§ **REQUIRED TASKS**:
1/ In the text on propulsion, why does the straight-line approximation come close even inside a Solar system when the trip is very fast? Answer in one to three sentences.
2/ List every unit that the text on propulsion says is usually used to measure distances in spaceflight.
3/ Rewrite the text on propulsion from "We will work" up to and including "(pc) (3.1E16 meters).", and switch "spaceflight" to "space travel".

---------- SELECTED EXTRACT

Almost the first question anyone asks about propulsion systems is “What’s the best one?”. If that question had an answer, everyone would already know the answer. You have to add a little more detail and ask “best for doing what?” to even start the conversation. This is a subject that can get pretty complicated, but we’ll start with the basics and work up.

Usually, what you care about in a transportation system is “how long does a trip take” and “how much does it cost”. Let’s start with “how long”.

The simplest case is a trip which is out in space, far enough away from planets and stars that the effect of gravity can be ignored. Even inside a Solar system, this comes pretty close for very fast trips because gravity doesn’t have a lot of time to affect the course. When your cruise velocity is more than about 1.5 times the local escape velocity from the Sun, and the start and end point are on the same side of the Sun rather than crossing near the Sun during the trip, the straight-line approximation works fairly well.

We will work everything in metric units (SI), meters, kilograms, and seconds. One of the challenges in explaining propulsion is that it is easy to get tangled up in the units. That requires familiarity with scientific notation, '((NOTE: do we want to typeset scientific notation or use computer notation, 1.2E23 and so on? Typesetting is a pain but more formal, we should probably make that style decision for use throughout))'. Distances in spaceflight are usually measured in kilometers (1000 meters), miles (1609 meters), nautical miles (1852 meters), astronomical units (AU) (1.5E11 meters), light years (ly) (9.5E15 meters), or parsecs (pc) (3.1E16 meters).

Consider a trip of about 6.6 AU … a little further than the closest distance from Earth to Jupiter, a little closer than Earth to Saturn. That’s 1E12 meters. We’ll want to go there and come to a stop, rather than just passing.

A few terms: velocity is the rate of change of distance (meters/second), and acceleration is the rate of change of velocity (meters/second^2).

If your propulsion system provides a high acceleration for a short time, you can treat this very simply: you pick up a velocity change (usually written Δv, pronounced ‘delta-vee’), coast at constant velocity, and make a similar quick braking maneuver at the end. In that case, the time is mostly spent in the coast, and that time comes from the simple high-school physics equation:

d = v * t

Which can also be written:

t = d/v

If the coast velocity is 10000 (1E4) m/s, then the time is 1E12m /1E4 m/s, or 1E8 seconds. (1 year is 3.16E7 seconds, or very close to pi*1e7 seconds), so the trip takes about 3.16 years (1E8/3.16E7 = 3.16). The graphs below are for 0.01 m/s^2 acceleration on that voyage during both acceleration and braking, which, over that distance, is very nearly an instant jump to cruise velocity. Missions where you can neglect the distance and time spent accelerating and decelerating are called 'instantaneous impulse' trajectories.

--------------------
---------- SOURCE EXCERPT

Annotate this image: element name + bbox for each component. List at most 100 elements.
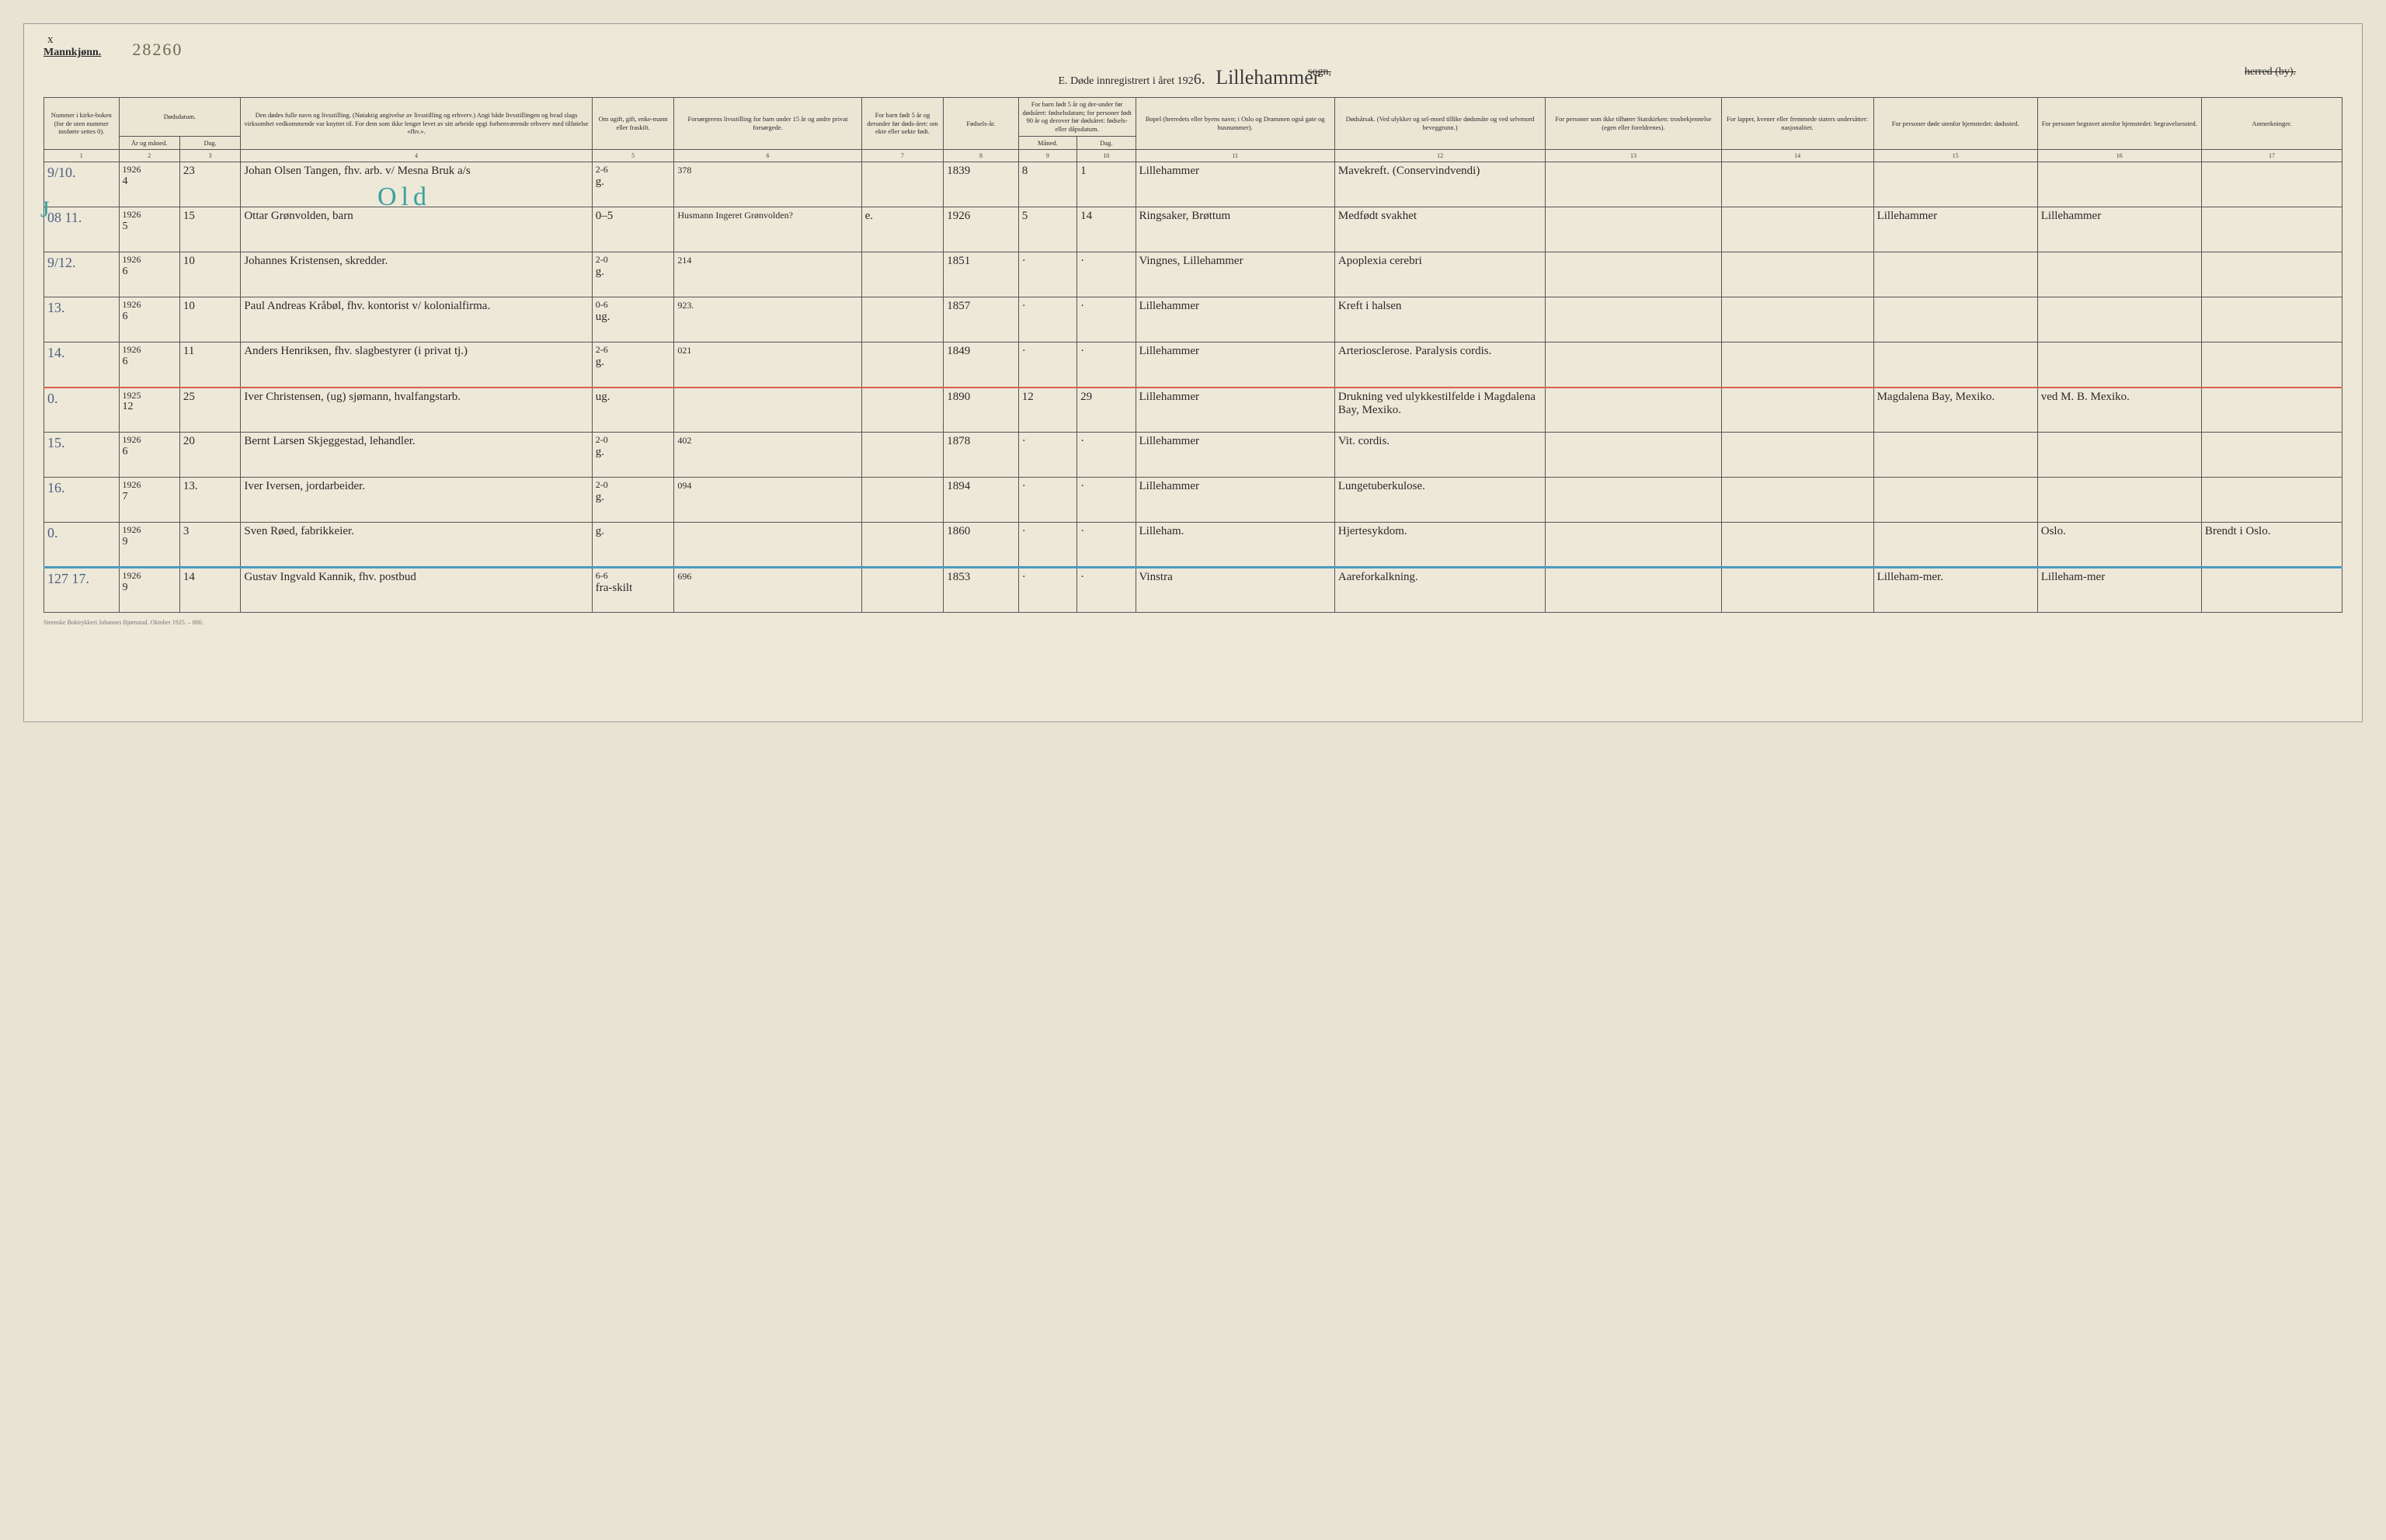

--------------------

§ **OUTPUTS**:
1/ On a very fast trip, gravity doesn't have much time to affect the course.

2/
- kilometers
- miles
- nautical miles
- astronomical units (AU)
- light years (ly)
- parsecs (pc)

3/
We will work everything in metric units (SI), meters, kilograms, and seconds. One of the challenges in explaining propulsion is that it is easy to get tangled up in the units. That requires familiarity with scientific notation, '((NOTE: do we want to typeset scientific notation or use computer notation, 1.2E23 and so on? Typesetting is a pain but more formal, we should probably make that style decision for use throughout))'. Distances in space travel are usually measured in kilometers (1000 meters), miles (1609 meters), nautical miles (1852 meters), astronomical units (AU) (1.5E11 meters), light years (ly) (9.5E15 meters), or parsecs (pc) (3.1E16 meters).